Do not copy the pictures; transcribe all other material exactly.

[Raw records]
= = = = =
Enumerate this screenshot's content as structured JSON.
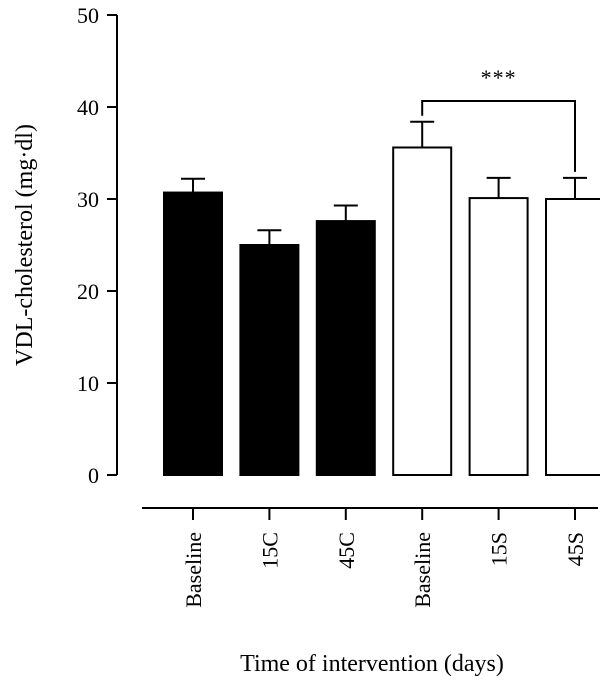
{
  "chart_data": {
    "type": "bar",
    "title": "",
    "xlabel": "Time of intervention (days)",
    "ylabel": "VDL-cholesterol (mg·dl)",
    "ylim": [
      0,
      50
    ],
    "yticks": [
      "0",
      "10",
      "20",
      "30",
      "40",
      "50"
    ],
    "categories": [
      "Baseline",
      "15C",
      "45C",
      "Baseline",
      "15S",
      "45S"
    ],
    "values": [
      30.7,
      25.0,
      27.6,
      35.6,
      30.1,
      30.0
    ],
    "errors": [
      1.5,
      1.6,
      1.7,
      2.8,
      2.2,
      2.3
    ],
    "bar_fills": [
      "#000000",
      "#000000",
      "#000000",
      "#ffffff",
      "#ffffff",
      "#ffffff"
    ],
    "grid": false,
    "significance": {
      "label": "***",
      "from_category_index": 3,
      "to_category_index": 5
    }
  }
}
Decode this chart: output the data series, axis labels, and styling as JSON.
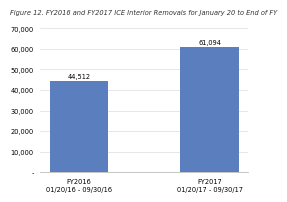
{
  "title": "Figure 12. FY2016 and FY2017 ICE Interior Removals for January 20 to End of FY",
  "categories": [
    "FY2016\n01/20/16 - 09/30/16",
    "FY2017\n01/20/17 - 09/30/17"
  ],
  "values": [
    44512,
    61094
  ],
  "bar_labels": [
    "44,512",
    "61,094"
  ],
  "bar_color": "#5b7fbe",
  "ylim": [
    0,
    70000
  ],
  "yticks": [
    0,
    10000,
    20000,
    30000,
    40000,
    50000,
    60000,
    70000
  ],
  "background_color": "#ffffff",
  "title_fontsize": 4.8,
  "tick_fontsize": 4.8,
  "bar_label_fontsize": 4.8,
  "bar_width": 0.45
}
= = = = =
Response to this exercise =
Enumerate this screenshot's content as structured JSON.
{
  "chart_data": {
    "type": "bar",
    "title": "",
    "xlabel": "Time of intervention (days)",
    "ylabel": "VDL-cholesterol (mg·dl)",
    "ylim": [
      0,
      50
    ],
    "yticks": [
      "0",
      "10",
      "20",
      "30",
      "40",
      "50"
    ],
    "categories": [
      "Baseline",
      "15C",
      "45C",
      "Baseline",
      "15S",
      "45S"
    ],
    "values": [
      30.7,
      25.0,
      27.6,
      35.6,
      30.1,
      30.0
    ],
    "errors": [
      1.5,
      1.6,
      1.7,
      2.8,
      2.2,
      2.3
    ],
    "bar_fills": [
      "#000000",
      "#000000",
      "#000000",
      "#ffffff",
      "#ffffff",
      "#ffffff"
    ],
    "grid": false,
    "significance": {
      "label": "***",
      "from_category_index": 3,
      "to_category_index": 5
    }
  }
}
Decode this chart: output the data series, axis labels, and styling as JSON.
{
  "title": "Figure 12. FY2016 and FY2017 ICE Interior Removals for January 20 to End of FY",
  "categories": [
    "FY2016\n01/20/16 - 09/30/16",
    "FY2017\n01/20/17 - 09/30/17"
  ],
  "values": [
    44512,
    61094
  ],
  "bar_labels": [
    "44,512",
    "61,094"
  ],
  "bar_color": "#5b7fbe",
  "ylim": [
    0,
    70000
  ],
  "yticks": [
    0,
    10000,
    20000,
    30000,
    40000,
    50000,
    60000,
    70000
  ],
  "background_color": "#ffffff",
  "title_fontsize": 4.8,
  "tick_fontsize": 4.8,
  "bar_label_fontsize": 4.8,
  "bar_width": 0.45
}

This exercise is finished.